Layout coordinate data
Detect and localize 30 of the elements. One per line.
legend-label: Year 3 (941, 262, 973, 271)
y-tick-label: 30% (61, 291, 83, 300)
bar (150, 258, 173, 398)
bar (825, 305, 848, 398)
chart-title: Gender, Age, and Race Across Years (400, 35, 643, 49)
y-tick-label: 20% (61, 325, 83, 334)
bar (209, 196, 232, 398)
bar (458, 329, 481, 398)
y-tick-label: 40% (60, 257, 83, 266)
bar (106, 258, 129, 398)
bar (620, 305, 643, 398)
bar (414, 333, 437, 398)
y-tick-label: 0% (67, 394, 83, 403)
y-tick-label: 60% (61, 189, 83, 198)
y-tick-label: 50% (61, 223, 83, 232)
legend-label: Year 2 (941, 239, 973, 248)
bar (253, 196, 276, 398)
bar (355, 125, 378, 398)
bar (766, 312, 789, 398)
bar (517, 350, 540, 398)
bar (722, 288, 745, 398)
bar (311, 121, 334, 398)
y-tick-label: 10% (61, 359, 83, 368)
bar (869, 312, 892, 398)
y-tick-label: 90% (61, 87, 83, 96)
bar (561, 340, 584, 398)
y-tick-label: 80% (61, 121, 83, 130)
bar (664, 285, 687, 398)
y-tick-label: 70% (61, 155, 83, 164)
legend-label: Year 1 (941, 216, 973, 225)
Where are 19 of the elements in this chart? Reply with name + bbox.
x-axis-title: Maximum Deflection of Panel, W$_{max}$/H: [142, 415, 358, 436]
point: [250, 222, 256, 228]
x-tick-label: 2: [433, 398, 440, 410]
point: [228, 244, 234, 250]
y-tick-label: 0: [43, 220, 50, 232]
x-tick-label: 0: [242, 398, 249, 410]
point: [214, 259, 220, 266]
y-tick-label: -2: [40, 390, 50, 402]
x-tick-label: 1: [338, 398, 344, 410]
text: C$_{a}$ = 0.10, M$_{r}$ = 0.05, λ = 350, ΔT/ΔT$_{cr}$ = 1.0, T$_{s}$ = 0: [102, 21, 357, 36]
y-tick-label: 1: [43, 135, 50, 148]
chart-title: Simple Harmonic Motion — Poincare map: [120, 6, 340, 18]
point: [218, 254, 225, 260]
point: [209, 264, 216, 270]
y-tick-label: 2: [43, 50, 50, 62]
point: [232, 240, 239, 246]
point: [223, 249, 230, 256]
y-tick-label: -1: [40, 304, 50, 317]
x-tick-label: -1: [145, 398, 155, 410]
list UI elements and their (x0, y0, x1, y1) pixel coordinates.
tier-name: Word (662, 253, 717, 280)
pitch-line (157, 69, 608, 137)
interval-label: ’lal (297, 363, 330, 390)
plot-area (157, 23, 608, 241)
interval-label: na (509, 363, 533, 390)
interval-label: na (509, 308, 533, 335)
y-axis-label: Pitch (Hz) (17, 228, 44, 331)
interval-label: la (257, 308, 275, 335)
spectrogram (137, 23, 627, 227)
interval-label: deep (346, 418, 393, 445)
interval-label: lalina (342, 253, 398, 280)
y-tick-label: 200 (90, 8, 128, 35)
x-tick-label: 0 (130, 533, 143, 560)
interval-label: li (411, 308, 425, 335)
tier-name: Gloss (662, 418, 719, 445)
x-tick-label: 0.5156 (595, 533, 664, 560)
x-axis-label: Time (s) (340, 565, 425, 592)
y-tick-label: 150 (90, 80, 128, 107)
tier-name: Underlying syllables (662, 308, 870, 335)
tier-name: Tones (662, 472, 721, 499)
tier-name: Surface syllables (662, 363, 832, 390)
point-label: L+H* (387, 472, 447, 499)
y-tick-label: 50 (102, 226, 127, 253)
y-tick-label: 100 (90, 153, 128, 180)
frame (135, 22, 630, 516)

» TASK REQUIREMENTS:
Copy out every line of the records above word for word, keeping the original order.

» COMPLETED EXERCISE:
Detect and localize 30 of the elements. One per line.
legend-label: Year 3 (941, 262, 973, 271)
y-tick-label: 30% (61, 291, 83, 300)
bar (150, 258, 173, 398)
bar (825, 305, 848, 398)
chart-title: Gender, Age, and Race Across Years (400, 35, 643, 49)
y-tick-label: 20% (61, 325, 83, 334)
bar (209, 196, 232, 398)
bar (458, 329, 481, 398)
y-tick-label: 40% (60, 257, 83, 266)
bar (106, 258, 129, 398)
bar (620, 305, 643, 398)
bar (414, 333, 437, 398)
y-tick-label: 0% (67, 394, 83, 403)
y-tick-label: 60% (61, 189, 83, 198)
y-tick-label: 50% (61, 223, 83, 232)
legend-label: Year 2 (941, 239, 973, 248)
bar (253, 196, 276, 398)
bar (355, 125, 378, 398)
bar (766, 312, 789, 398)
bar (517, 350, 540, 398)
bar (722, 288, 745, 398)
bar (311, 121, 334, 398)
y-tick-label: 10% (61, 359, 83, 368)
bar (869, 312, 892, 398)
y-tick-label: 90% (61, 87, 83, 96)
bar (561, 340, 584, 398)
y-tick-label: 80% (61, 121, 83, 130)
bar (664, 285, 687, 398)
y-tick-label: 70% (61, 155, 83, 164)
legend-label: Year 1 (941, 216, 973, 225)
Where are 19 of the elements in this chart? Reply with name + bbox.
x-axis-title: Maximum Deflection of Panel, W$_{max}$/H: [142, 415, 358, 436]
point: [250, 222, 256, 228]
x-tick-label: 2: [433, 398, 440, 410]
point: [228, 244, 234, 250]
y-tick-label: 0: [43, 220, 50, 232]
x-tick-label: 0: [242, 398, 249, 410]
point: [214, 259, 220, 266]
y-tick-label: -2: [40, 390, 50, 402]
x-tick-label: 1: [338, 398, 344, 410]
text: C$_{a}$ = 0.10, M$_{r}$ = 0.05, λ = 350, ΔT/ΔT$_{cr}$ = 1.0, T$_{s}$ = 0: [102, 21, 357, 36]
y-tick-label: 1: [43, 135, 50, 148]
chart-title: Simple Harmonic Motion — Poincare map: [120, 6, 340, 18]
point: [218, 254, 225, 260]
point: [209, 264, 216, 270]
y-tick-label: 2: [43, 50, 50, 62]
point: [232, 240, 239, 246]
point: [223, 249, 230, 256]
y-tick-label: -1: [40, 304, 50, 317]
x-tick-label: -1: [145, 398, 155, 410]
list UI elements and their (x0, y0, x1, y1) pixel coordinates.
tier-name: Word (662, 253, 717, 280)
pitch-line (157, 69, 608, 137)
interval-label: ’lal (297, 363, 330, 390)
plot-area (157, 23, 608, 241)
interval-label: na (509, 363, 533, 390)
interval-label: na (509, 308, 533, 335)
y-axis-label: Pitch (Hz) (17, 228, 44, 331)
interval-label: la (257, 308, 275, 335)
spectrogram (137, 23, 627, 227)
interval-label: deep (346, 418, 393, 445)
interval-label: lalina (342, 253, 398, 280)
y-tick-label: 200 (90, 8, 128, 35)
x-tick-label: 0 (130, 533, 143, 560)
interval-label: li (411, 308, 425, 335)
tier-name: Gloss (662, 418, 719, 445)
x-tick-label: 0.5156 (595, 533, 664, 560)
x-axis-label: Time (s) (340, 565, 425, 592)
y-tick-label: 150 (90, 80, 128, 107)
tier-name: Underlying syllables (662, 308, 870, 335)
tier-name: Tones (662, 472, 721, 499)
tier-name: Surface syllables (662, 363, 832, 390)
point-label: L+H* (387, 472, 447, 499)
y-tick-label: 50 (102, 226, 127, 253)
y-tick-label: 100 (90, 153, 128, 180)
frame (135, 22, 630, 516)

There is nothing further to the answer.